Image layout annotations
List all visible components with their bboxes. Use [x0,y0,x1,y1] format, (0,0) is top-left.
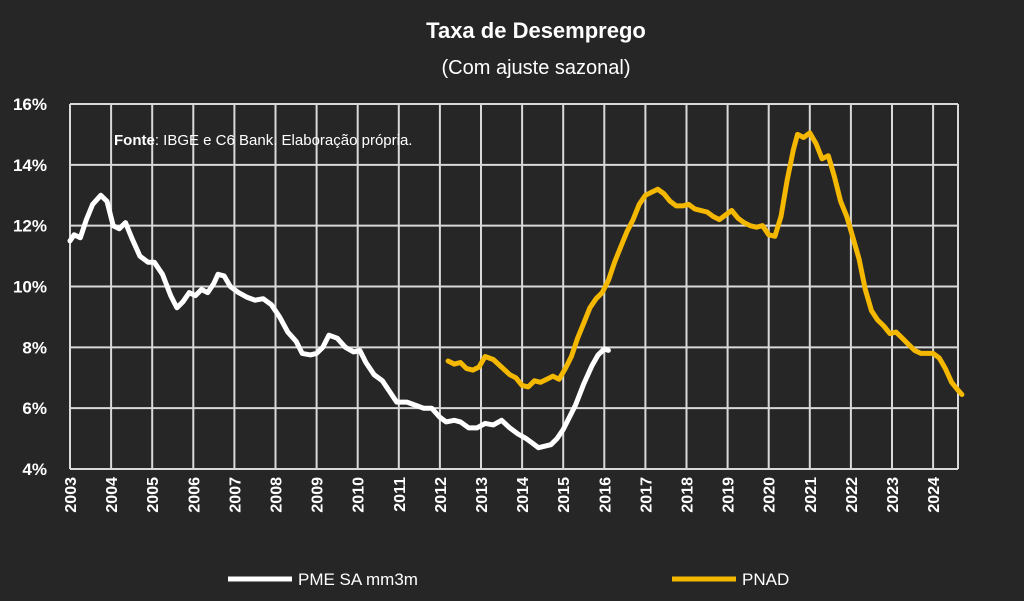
x-tick-label: 2006 [186,477,203,513]
source-note: Fonte: IBGE e C6 Bank. Elaboração própri… [114,132,412,149]
x-tick-label: 2024 [926,477,943,513]
x-axis-ticks: 2003 2004 2005 2006 2007 2008 2009 2010 2011 2012… [63,477,943,513]
y-axis-ticks: 4% 6% 8% 10% 12% 14% 16% [13,95,47,479]
x-tick-label: 2011 [392,477,409,512]
chart-title: Taxa de Desemprego [426,18,646,43]
x-tick-label: 2015 [556,477,573,513]
x-tick-label: 2017 [638,477,655,513]
legend: PME SA mm3m PNAD [228,570,789,589]
x-tick-label: 2007 [227,477,244,513]
x-tick-label: 2014 [515,477,532,513]
x-tick-label: 2019 [721,477,738,513]
x-tick-label: 2008 [269,477,286,513]
series-lines [67,130,965,451]
x-tick-label: 2009 [310,477,327,513]
grid [69,103,959,470]
legend-label-pme: PME SA mm3m [298,570,418,589]
y-tick-label: 10% [13,278,47,297]
y-tick-label: 4% [22,460,47,479]
chart-subtitle: (Com ajuste sazonal) [442,57,631,79]
x-tick-label: 2005 [145,477,162,513]
y-tick-label: 6% [22,399,47,418]
x-tick-label: 2010 [351,477,368,513]
x-tick-label: 2018 [680,477,697,513]
x-tick-label: 2020 [762,477,779,513]
series-line-pnad [445,130,965,397]
x-tick-label: 2013 [474,477,491,513]
x-tick-label: 2021 [803,477,820,513]
series-line-pme [67,192,611,451]
x-tick-label: 2016 [597,477,614,513]
y-tick-label: 16% [13,95,47,114]
legend-label-pnad: PNAD [742,570,789,589]
source-note-text: : IBGE e C6 Bank. Elaboração própria. [155,132,413,149]
x-tick-label: 2003 [63,477,80,513]
source-note-label: Fonte [114,132,155,149]
y-tick-label: 8% [22,338,47,357]
y-tick-label: 12% [13,217,47,236]
x-tick-label: 2023 [885,477,902,513]
x-tick-label: 2012 [433,477,450,513]
x-tick-label: 2022 [844,477,861,513]
y-tick-label: 14% [13,156,47,175]
x-tick-label: 2004 [104,477,121,513]
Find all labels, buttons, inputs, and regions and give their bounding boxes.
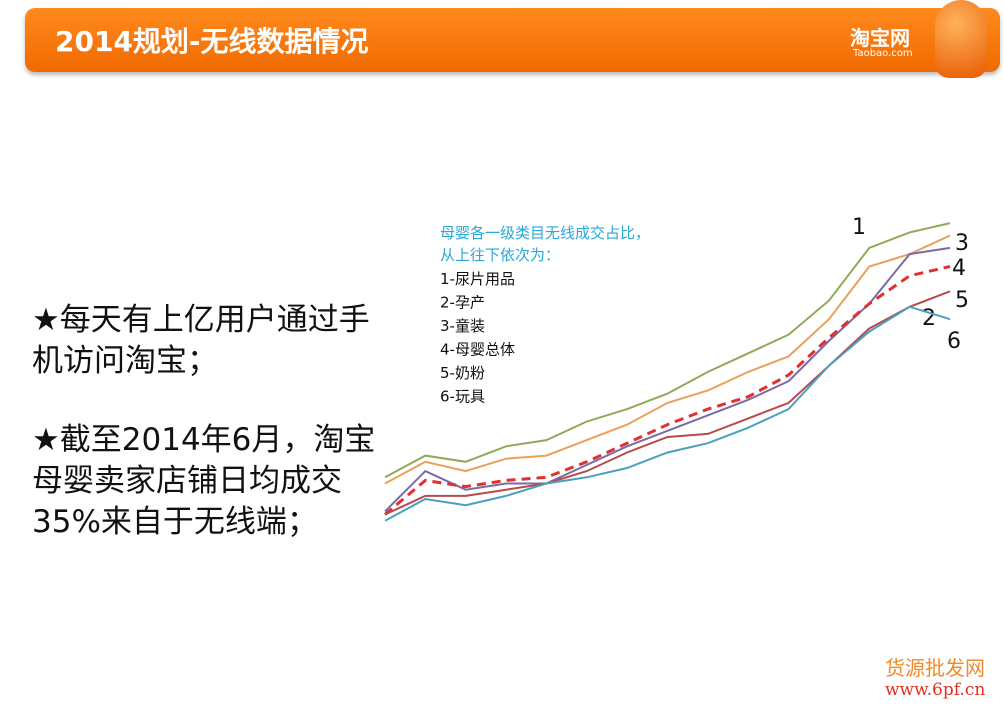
chart-subtitle: 从上往下依次为： [440,246,560,264]
legend-item: 3-童装 [440,317,485,335]
series-label: 3 [955,231,969,256]
header-bar: 2014规划-无线数据情况 淘宝网 Taobao.com [25,8,1000,72]
watermark: www.6pf.cn [885,680,986,700]
chart-title: 母婴各一级类目无线成交占比， [440,224,650,242]
mascot [935,0,987,78]
series-label: 4 [952,256,966,281]
legend-item: 5-奶粉 [440,364,485,382]
bullet: ★截至2014年6月，淘宝母婴卖家店铺日均成交35%来自于无线端； [32,422,376,540]
series-line [384,305,951,522]
legend-item: 6-玩具 [440,388,485,406]
logo: 淘宝网 [850,26,910,50]
series-line [384,222,951,479]
watermark: 货源批发网 [885,656,985,680]
series-line [384,265,951,516]
legend-item: 4-母婴总体 [440,341,515,359]
legend-item: 2-孕产 [440,294,485,312]
series-line [384,290,951,516]
series-label: 6 [947,329,961,354]
legend-item: 1-尿片用品 [440,270,515,288]
slide-title: 2014规划-无线数据情况 [55,25,369,58]
series-line [384,234,951,485]
series-label: 5 [955,288,969,313]
bullet: ★每天有上亿用户通过手机访问淘宝； [32,302,370,379]
logo-sub: Taobao.com [853,48,913,59]
series-label: 2 [922,306,936,331]
series-label: 1 [852,215,866,240]
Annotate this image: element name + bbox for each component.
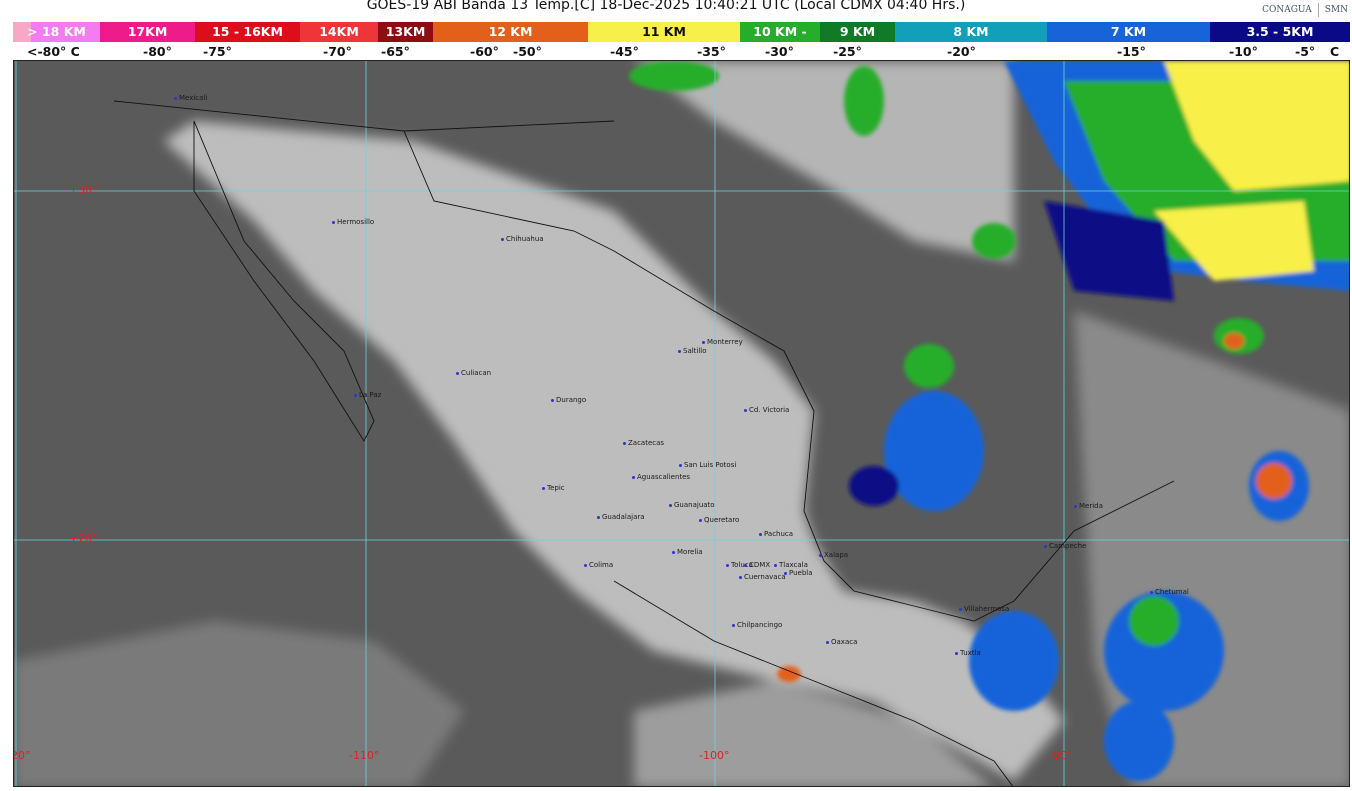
city-label: Morelia (672, 548, 703, 556)
temperature-label: -5° (1295, 44, 1316, 59)
legend-band: 12 KM (433, 22, 588, 42)
temperature-label: -20° (947, 44, 976, 59)
temperature-label: -35° (697, 44, 726, 59)
city-label: Chihuahua (501, 235, 544, 243)
temperature-label: -65° (381, 44, 410, 59)
legend-band: 7 KM (1047, 22, 1210, 42)
color-legend-bar: > 18 KM 17KM 15 - 16KM 14KM 13KM 12 KM 11 KM 10… (13, 22, 1350, 42)
longitude-label: -120° (14, 749, 31, 762)
city-label: La Paz (354, 391, 381, 399)
city-label: Colima (584, 561, 613, 569)
city-label: Aguascalientes (632, 473, 690, 481)
city-label: Puebla (784, 569, 813, 577)
temperature-label: -15° (1117, 44, 1146, 59)
temperature-label: -70° (323, 44, 352, 59)
legend-band: 11 KM (588, 22, 740, 42)
city-label: Chetumal (1150, 588, 1189, 596)
longitude-label: -90° (1049, 749, 1073, 762)
temperature-label: -60° (470, 44, 499, 59)
city-label: Durango (551, 396, 586, 404)
city-label: Mexicali (174, 94, 207, 102)
temperature-label: -75° (203, 44, 232, 59)
city-label: Cd. Victoria (744, 406, 789, 414)
temperature-label: -25° (833, 44, 862, 59)
city-label: Monterrey (702, 338, 743, 346)
city-label: Culiacan (456, 369, 491, 377)
city-label: Pachuca (759, 530, 793, 538)
legend-band: > 18 KM (13, 22, 100, 42)
city-label: Saltillo (678, 347, 707, 355)
smn-logo: SMN (1324, 5, 1348, 15)
city-label: Merida (1074, 502, 1103, 510)
city-label: Tuxtla (955, 649, 981, 657)
city-label: Xalapa (819, 551, 848, 559)
legend-band: 13KM (378, 22, 433, 42)
latitude-label: +30° (69, 183, 98, 196)
city-label: Tepic (542, 484, 565, 492)
legend-band: 15 - 16KM (195, 22, 300, 42)
latitude-label: +20° (69, 532, 98, 545)
legend-band: 9 KM (820, 22, 895, 42)
temperature-label: -30° (765, 44, 794, 59)
city-label: CDMX (744, 561, 770, 569)
coastlines-borders (113, 100, 1175, 786)
city-label: Villahermosa (959, 605, 1009, 613)
image-title: GOES-19 ABI Banda 13 Temp.[C] 18-Dec-202… (366, 0, 966, 13)
city-label: Queretaro (699, 516, 739, 524)
city-label: Chilpancingo (732, 621, 782, 629)
city-label: Guadalajara (597, 513, 645, 521)
legend-band: 17KM (100, 22, 195, 42)
longitude-label: -100° (699, 749, 730, 762)
city-label: Toluca (726, 561, 753, 569)
agency-logos: CONAGUA SMN (1262, 3, 1348, 17)
legend-band: 3.5 - 5KM (1210, 22, 1350, 42)
conagua-logo: CONAGUA (1262, 5, 1312, 15)
temperature-label: C (1330, 44, 1340, 59)
legend-band: 10 KM - (740, 22, 820, 42)
legend-band: 8 KM (895, 22, 1047, 42)
legend-band: 14KM (300, 22, 378, 42)
satellite-imagery (14, 61, 1349, 786)
city-label: Cuernavaca (739, 573, 786, 581)
temperature-label: <-80° C (27, 44, 80, 59)
city-label: Oaxaca (826, 638, 857, 646)
city-label: Tlaxcala (774, 561, 808, 569)
longitude-label: -110° (349, 749, 380, 762)
temperature-label: -80° (143, 44, 172, 59)
temperature-label: -45° (610, 44, 639, 59)
temperature-label: -10° (1229, 44, 1258, 59)
city-label: Hermosillo (332, 218, 374, 226)
graticule (14, 61, 1349, 786)
city-label: Guanajuato (669, 501, 715, 509)
city-label: Campeche (1044, 542, 1086, 550)
temperature-label: -50° (513, 44, 542, 59)
city-label: Zacatecas (623, 439, 664, 447)
city-label: San Luis Potosi (679, 461, 736, 469)
satellite-map[interactable]: Mexicali Hermosillo Chihuahua Saltillo Monte… (13, 60, 1350, 787)
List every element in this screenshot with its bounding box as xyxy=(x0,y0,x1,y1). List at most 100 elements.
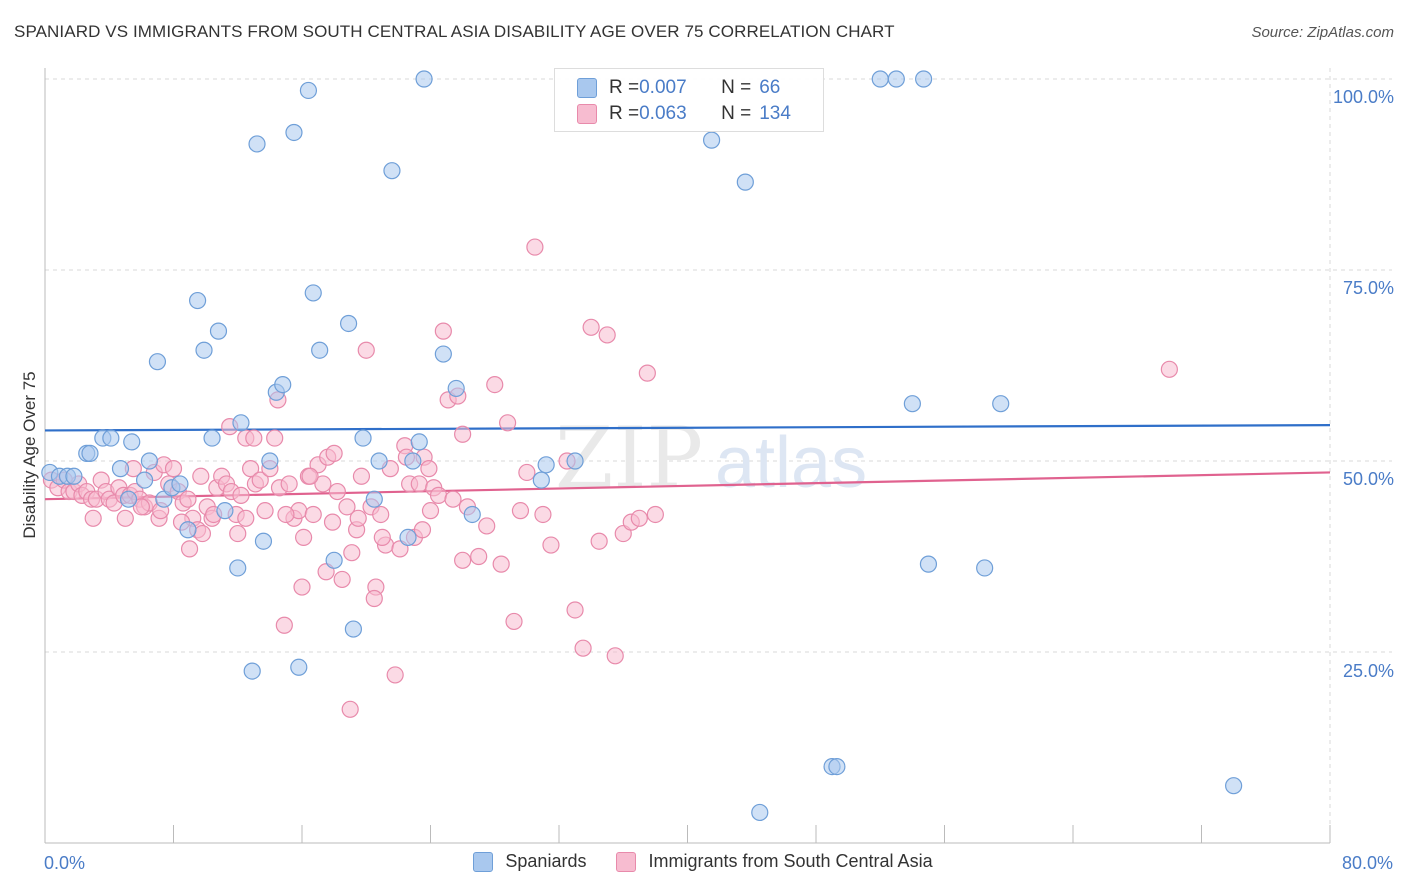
data-point-blue xyxy=(751,803,769,822)
data-point-pink xyxy=(301,467,319,485)
data-point-pink xyxy=(454,551,472,569)
data-point-pink xyxy=(542,536,560,554)
data-point-blue xyxy=(702,131,721,149)
data-point-pink xyxy=(132,498,150,516)
legend-label-spaniards: Spaniards xyxy=(505,851,587,871)
data-point-pink xyxy=(349,509,367,527)
data-point-blue xyxy=(447,379,465,398)
y-tick-label-50: 50.0% xyxy=(1342,469,1394,489)
data-point-pink xyxy=(323,513,342,531)
legend-swatch-pink xyxy=(616,851,637,872)
data-point-pink xyxy=(372,505,390,524)
data-point-pink xyxy=(454,425,472,443)
data-point-pink xyxy=(505,612,523,631)
data-point-blue xyxy=(102,429,120,447)
watermark-atlas: atlas xyxy=(715,423,867,503)
data-point-pink xyxy=(511,502,530,520)
data-point-pink xyxy=(328,482,346,501)
data-point-pink xyxy=(116,509,134,527)
data-point-pink xyxy=(84,509,102,527)
r-value: 0.063 xyxy=(639,103,687,124)
data-point-pink xyxy=(295,528,313,547)
data-point-blue xyxy=(299,81,318,100)
legend-item-immigrants[interactable]: Immigrants from South Central Asia xyxy=(616,851,933,872)
data-point-pink xyxy=(630,509,648,527)
data-point-blue xyxy=(1225,777,1243,795)
data-point-pink xyxy=(646,505,664,524)
data-point-pink xyxy=(164,460,183,478)
data-point-blue xyxy=(123,433,141,451)
data-point-pink xyxy=(420,460,438,478)
data-point-blue xyxy=(532,471,550,489)
data-point-pink xyxy=(526,238,544,256)
data-point-blue xyxy=(229,559,247,577)
data-point-blue xyxy=(339,314,358,333)
data-point-pink xyxy=(325,444,343,462)
data-point-pink xyxy=(275,616,293,634)
data-point-pink xyxy=(179,490,197,508)
data-point-blue xyxy=(399,528,417,547)
trend-line-pink xyxy=(44,471,1331,501)
data-point-blue xyxy=(566,452,584,470)
data-point-blue xyxy=(976,559,994,577)
series-legend: Spaniards Immigrants from South Central … xyxy=(0,851,1406,872)
data-point-pink xyxy=(341,700,359,718)
data-point-blue xyxy=(434,345,452,363)
data-point-blue xyxy=(871,70,889,88)
data-point-pink xyxy=(229,524,247,543)
data-point-blue xyxy=(325,551,343,569)
r-value: 0.007 xyxy=(639,77,687,98)
stats-row-spaniards: R = 0.007 N = 66 xyxy=(577,76,780,100)
n-label: N = xyxy=(721,77,752,98)
data-point-pink xyxy=(410,475,428,493)
data-point-blue xyxy=(344,620,362,638)
legend-label-immigrants: Immigrants from South Central Asia xyxy=(648,851,933,871)
legend-item-spaniards[interactable]: Spaniards xyxy=(473,851,586,872)
data-point-pink xyxy=(470,547,488,566)
data-point-pink xyxy=(1160,360,1178,378)
stats-legend: R = 0.007 N = 66 R = 0.063 N = 134 xyxy=(554,68,824,132)
data-point-pink xyxy=(180,540,199,558)
y-tick-label-75: 75.0% xyxy=(1342,278,1394,298)
data-point-pink xyxy=(518,463,536,482)
data-point-pink xyxy=(192,467,210,485)
data-point-blue xyxy=(203,429,221,447)
legend-swatch-blue xyxy=(473,851,494,872)
data-point-blue xyxy=(404,452,422,470)
r-label: R = xyxy=(609,77,640,98)
series-immigrants-points xyxy=(42,238,1178,718)
data-point-blue xyxy=(992,395,1010,413)
data-point-pink xyxy=(357,341,375,359)
data-point-pink xyxy=(280,475,298,493)
data-point-pink xyxy=(386,666,404,684)
data-point-blue xyxy=(195,341,213,359)
data-point-pink xyxy=(237,509,255,527)
data-point-pink xyxy=(365,589,383,608)
data-point-pink xyxy=(293,578,311,596)
data-point-pink xyxy=(638,364,656,382)
data-point-pink xyxy=(256,502,274,520)
data-point-pink xyxy=(574,639,592,657)
data-point-blue xyxy=(383,162,401,180)
data-point-blue xyxy=(232,414,250,432)
data-point-pink xyxy=(582,318,600,336)
data-point-pink xyxy=(486,376,504,394)
data-point-pink xyxy=(478,517,496,535)
data-point-pink xyxy=(314,475,332,493)
data-point-blue xyxy=(290,658,308,676)
data-point-pink xyxy=(606,647,624,665)
data-point-blue xyxy=(171,475,189,493)
data-point-blue xyxy=(370,452,388,470)
axes xyxy=(44,68,1331,844)
data-point-blue xyxy=(65,467,83,485)
data-point-pink xyxy=(277,505,295,524)
data-point-blue xyxy=(243,662,261,680)
legend-swatch-blue xyxy=(577,78,597,98)
n-value: 66 xyxy=(759,77,781,98)
data-point-pink xyxy=(534,505,552,524)
data-point-pink xyxy=(193,524,212,543)
data-point-blue xyxy=(537,456,555,474)
data-point-pink xyxy=(245,429,263,447)
n-value: 134 xyxy=(759,103,791,124)
data-point-blue xyxy=(285,123,303,142)
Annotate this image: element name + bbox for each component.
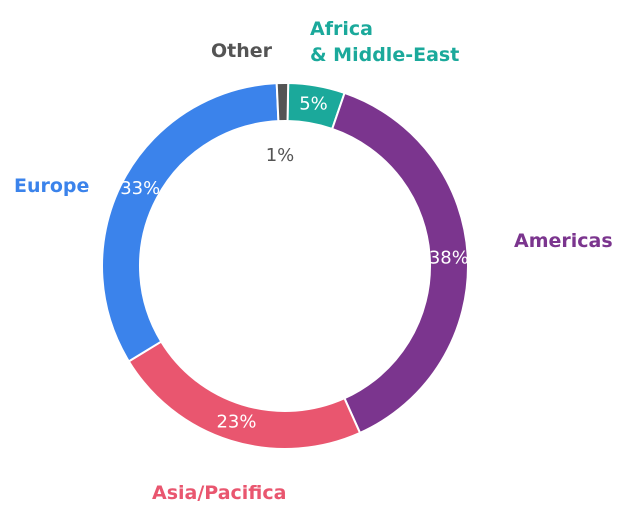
donut-segment	[127, 340, 362, 450]
value-label: 38%	[429, 248, 469, 269]
value-label: 23%	[216, 412, 256, 433]
category-label: Asia/Pacifica	[152, 482, 287, 504]
category-label: Europe	[14, 175, 90, 197]
donut-segment	[101, 82, 280, 363]
category-label: Americas	[514, 230, 613, 252]
donut-segment	[275, 82, 290, 123]
value-label: 1%	[266, 145, 295, 166]
category-label: Other	[211, 40, 273, 62]
category-label: Africa & Middle-East	[310, 18, 460, 66]
value-label: 5%	[299, 93, 328, 114]
value-label: 33%	[120, 178, 160, 199]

## AIM
Quote the lines from the start of the records through the line containing "Find all labels, buttons, inputs, and", both ends included, and leave the pictures out of your answer.

## REPLY
List all visible components with their bboxes. Use [x0,y0,x1,y1] format, (0,0) is top-left.
x-tick-label: 2006 [186,477,203,513]
source-note: Fonte: IBGE e C6 Bank. Elaboração própri… [114,132,412,149]
x-tick-label: 2024 [926,477,943,513]
x-axis-ticks: 2003 2004 2005 2006 2007 2008 2009 2010 2011 2012… [63,477,943,513]
y-axis-ticks: 4% 6% 8% 10% 12% 14% 16% [13,95,47,479]
x-tick-label: 2011 [392,477,409,512]
chart-title: Taxa de Desemprego [426,18,646,43]
x-tick-label: 2015 [556,477,573,513]
x-tick-label: 2017 [638,477,655,513]
legend: PME SA mm3m PNAD [228,570,789,589]
x-tick-label: 2007 [227,477,244,513]
x-tick-label: 2014 [515,477,532,513]
x-tick-label: 2019 [721,477,738,513]
x-tick-label: 2008 [269,477,286,513]
series-lines [67,130,965,451]
x-tick-label: 2009 [310,477,327,513]
grid [69,103,959,470]
legend-label-pme: PME SA mm3m [298,570,418,589]
y-tick-label: 10% [13,278,47,297]
y-tick-label: 4% [22,460,47,479]
chart-subtitle: (Com ajuste sazonal) [442,57,631,79]
x-tick-label: 2005 [145,477,162,513]
y-tick-label: 6% [22,399,47,418]
x-tick-label: 2010 [351,477,368,513]
x-tick-label: 2018 [680,477,697,513]
x-tick-label: 2020 [762,477,779,513]
series-line-pnad [445,130,965,397]
x-tick-label: 2013 [474,477,491,513]
x-tick-label: 2021 [803,477,820,513]
series-line-pme [67,192,611,451]
x-tick-label: 2016 [597,477,614,513]
y-tick-label: 16% [13,95,47,114]
legend-label-pnad: PNAD [742,570,789,589]
source-note-text: : IBGE e C6 Bank. Elaboração própria. [155,132,413,149]
x-tick-label: 2003 [63,477,80,513]
source-note-label: Fonte [114,132,155,149]
y-tick-label: 8% [22,338,47,357]
y-tick-label: 12% [13,217,47,236]
x-tick-label: 2023 [885,477,902,513]
x-tick-label: 2012 [433,477,450,513]
x-tick-label: 2022 [844,477,861,513]
y-tick-label: 14% [13,156,47,175]
x-tick-label: 2004 [104,477,121,513]
Find all labels, buttons, inputs, and regions and give their bounding boxes.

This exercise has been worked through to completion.